• Task goal: From the listing below, extract every line in which the word "Bern" appears.

· · · ·

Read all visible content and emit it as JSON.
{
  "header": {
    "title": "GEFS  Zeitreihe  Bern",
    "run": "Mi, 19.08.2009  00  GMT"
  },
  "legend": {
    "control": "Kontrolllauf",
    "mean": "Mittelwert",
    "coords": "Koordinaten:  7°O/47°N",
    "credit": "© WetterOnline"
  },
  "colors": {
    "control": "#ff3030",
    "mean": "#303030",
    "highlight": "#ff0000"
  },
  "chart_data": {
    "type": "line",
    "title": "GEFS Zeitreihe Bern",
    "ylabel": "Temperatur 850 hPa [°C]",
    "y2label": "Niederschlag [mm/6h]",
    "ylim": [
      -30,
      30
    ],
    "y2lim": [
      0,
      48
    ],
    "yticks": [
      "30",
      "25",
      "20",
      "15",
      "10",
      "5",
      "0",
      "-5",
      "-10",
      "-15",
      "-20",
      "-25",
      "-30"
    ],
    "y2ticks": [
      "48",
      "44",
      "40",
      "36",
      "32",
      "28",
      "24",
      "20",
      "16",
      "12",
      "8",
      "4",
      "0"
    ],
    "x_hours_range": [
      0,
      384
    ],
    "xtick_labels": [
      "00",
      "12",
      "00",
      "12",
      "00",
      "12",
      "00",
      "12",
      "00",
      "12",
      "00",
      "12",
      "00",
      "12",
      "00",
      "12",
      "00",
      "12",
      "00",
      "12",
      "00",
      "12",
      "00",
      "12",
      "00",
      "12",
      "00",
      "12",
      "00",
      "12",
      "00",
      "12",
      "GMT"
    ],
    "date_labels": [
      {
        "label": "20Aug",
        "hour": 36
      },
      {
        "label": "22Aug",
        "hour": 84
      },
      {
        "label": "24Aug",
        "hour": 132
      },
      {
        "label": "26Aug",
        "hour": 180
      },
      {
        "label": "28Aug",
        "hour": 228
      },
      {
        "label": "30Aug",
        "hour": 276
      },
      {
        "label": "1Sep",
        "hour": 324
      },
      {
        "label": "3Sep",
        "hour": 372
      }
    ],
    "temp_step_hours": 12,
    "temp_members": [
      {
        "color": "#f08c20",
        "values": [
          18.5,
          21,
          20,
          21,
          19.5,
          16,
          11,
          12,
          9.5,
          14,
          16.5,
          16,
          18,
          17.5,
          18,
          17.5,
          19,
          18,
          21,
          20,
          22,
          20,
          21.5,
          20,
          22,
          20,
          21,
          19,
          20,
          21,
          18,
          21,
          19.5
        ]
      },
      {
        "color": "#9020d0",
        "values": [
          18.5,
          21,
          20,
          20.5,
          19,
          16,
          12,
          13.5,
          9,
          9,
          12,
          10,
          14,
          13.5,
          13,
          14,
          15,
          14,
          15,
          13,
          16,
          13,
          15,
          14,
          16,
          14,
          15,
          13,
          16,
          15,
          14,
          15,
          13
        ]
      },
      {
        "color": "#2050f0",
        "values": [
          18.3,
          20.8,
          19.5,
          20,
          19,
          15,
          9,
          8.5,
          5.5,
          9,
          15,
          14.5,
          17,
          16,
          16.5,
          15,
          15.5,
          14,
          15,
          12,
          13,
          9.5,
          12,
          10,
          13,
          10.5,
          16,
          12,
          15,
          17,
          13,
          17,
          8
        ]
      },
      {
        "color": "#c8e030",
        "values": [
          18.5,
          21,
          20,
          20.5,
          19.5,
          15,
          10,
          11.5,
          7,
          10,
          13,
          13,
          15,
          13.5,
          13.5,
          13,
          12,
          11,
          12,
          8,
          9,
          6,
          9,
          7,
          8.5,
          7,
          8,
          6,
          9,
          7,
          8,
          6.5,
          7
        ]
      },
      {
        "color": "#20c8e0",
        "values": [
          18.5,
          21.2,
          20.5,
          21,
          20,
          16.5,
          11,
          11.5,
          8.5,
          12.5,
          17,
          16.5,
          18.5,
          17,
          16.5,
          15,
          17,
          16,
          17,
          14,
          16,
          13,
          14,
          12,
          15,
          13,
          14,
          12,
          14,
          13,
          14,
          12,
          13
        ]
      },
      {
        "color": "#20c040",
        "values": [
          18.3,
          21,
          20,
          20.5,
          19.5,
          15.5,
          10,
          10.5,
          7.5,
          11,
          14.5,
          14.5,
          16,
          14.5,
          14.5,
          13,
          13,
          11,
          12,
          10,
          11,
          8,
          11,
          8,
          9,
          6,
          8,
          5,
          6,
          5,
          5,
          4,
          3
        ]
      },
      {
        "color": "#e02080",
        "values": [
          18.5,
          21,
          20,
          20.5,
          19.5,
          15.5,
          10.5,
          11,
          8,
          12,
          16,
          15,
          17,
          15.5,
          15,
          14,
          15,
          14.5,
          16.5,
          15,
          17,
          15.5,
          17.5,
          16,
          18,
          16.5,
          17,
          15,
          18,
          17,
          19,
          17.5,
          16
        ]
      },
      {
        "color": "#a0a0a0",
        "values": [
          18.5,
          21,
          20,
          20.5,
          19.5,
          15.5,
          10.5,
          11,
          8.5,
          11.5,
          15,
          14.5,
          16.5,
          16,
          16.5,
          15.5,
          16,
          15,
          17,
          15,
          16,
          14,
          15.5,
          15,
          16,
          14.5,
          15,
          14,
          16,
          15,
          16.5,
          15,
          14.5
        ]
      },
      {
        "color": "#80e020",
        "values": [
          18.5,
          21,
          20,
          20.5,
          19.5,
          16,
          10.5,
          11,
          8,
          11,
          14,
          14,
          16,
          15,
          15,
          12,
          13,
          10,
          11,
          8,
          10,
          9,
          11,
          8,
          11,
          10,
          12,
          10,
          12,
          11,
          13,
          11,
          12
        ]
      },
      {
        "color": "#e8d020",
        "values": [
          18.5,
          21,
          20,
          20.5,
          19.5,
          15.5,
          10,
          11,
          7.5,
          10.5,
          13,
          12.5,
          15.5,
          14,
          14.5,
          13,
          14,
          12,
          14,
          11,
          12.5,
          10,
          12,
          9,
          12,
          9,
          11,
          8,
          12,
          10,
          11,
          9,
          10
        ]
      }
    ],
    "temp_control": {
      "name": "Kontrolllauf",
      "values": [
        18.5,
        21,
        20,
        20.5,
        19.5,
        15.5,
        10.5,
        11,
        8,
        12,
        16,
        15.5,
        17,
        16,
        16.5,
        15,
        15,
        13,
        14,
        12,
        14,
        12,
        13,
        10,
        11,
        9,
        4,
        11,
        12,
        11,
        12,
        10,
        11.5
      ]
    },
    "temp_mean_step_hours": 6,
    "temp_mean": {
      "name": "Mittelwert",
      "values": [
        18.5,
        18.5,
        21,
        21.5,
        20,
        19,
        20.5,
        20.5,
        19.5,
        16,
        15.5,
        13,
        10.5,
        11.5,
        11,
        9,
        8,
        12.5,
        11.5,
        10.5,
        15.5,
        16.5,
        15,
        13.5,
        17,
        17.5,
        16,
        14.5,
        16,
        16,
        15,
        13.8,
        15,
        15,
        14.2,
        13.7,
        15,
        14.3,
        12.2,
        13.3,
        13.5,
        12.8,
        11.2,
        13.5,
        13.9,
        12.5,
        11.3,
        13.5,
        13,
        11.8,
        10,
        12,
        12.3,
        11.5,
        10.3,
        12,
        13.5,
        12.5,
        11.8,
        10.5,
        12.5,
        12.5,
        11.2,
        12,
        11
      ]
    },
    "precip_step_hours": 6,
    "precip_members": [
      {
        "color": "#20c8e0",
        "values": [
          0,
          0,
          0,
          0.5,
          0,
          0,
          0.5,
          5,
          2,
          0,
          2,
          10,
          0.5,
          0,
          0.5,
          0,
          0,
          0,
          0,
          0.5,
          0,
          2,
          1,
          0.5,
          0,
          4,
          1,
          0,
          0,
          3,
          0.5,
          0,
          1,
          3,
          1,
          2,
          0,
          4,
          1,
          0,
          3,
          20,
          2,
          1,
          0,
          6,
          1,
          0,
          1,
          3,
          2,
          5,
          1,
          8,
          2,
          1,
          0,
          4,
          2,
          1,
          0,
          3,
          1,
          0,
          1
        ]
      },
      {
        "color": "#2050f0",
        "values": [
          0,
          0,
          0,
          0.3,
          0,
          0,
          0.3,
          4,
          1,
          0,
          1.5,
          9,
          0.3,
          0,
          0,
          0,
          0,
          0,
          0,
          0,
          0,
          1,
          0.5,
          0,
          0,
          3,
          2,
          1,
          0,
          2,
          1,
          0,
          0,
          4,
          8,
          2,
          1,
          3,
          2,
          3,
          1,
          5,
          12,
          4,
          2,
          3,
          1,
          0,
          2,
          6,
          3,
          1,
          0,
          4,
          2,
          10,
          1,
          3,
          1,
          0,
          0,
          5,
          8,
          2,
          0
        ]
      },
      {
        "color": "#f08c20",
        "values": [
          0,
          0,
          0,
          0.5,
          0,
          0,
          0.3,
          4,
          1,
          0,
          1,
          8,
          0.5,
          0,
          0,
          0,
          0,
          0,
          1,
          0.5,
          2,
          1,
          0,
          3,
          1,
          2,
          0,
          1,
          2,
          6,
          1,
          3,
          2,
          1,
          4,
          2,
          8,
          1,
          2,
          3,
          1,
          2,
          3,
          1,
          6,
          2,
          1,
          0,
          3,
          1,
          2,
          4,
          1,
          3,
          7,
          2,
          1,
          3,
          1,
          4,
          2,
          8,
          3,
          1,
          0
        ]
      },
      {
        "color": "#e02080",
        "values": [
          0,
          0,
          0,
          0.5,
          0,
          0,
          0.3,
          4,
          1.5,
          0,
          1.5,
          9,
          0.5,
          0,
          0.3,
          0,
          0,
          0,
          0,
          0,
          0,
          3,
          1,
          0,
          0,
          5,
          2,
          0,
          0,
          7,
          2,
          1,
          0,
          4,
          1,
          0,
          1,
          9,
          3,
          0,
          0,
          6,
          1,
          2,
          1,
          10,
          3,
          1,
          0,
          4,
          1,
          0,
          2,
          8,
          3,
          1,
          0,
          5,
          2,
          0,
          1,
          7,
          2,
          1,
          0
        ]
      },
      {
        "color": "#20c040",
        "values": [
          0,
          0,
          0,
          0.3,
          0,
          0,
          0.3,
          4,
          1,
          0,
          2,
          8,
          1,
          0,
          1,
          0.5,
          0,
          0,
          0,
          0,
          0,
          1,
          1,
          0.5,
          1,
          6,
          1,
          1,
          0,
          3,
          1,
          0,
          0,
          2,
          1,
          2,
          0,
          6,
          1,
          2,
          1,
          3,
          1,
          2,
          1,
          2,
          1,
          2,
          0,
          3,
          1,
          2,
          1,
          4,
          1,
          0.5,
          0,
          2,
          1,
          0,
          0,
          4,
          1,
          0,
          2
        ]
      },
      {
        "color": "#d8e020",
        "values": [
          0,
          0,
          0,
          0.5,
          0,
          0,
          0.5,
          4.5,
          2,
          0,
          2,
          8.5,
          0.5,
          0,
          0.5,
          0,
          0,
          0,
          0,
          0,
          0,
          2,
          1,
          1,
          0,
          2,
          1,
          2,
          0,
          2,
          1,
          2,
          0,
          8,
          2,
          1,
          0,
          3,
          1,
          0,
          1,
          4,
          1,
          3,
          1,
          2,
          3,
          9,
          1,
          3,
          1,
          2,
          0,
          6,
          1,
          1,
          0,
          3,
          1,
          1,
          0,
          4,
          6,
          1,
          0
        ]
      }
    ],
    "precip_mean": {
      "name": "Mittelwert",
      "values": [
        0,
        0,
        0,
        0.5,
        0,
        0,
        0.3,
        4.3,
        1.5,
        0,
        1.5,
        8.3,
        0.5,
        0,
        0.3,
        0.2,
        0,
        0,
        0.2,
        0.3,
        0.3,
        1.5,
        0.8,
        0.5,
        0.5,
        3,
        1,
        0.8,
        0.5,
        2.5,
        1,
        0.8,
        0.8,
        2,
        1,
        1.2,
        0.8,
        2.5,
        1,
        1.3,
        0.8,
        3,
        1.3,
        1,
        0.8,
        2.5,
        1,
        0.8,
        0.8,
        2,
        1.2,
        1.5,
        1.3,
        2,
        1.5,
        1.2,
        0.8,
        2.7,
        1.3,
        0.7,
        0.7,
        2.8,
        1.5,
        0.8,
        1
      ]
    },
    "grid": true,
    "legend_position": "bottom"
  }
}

· · · ·

• Exercise response:
    "title": "GEFS  Zeitreihe  Bern",
    "title": "GEFS Zeitreihe Bern",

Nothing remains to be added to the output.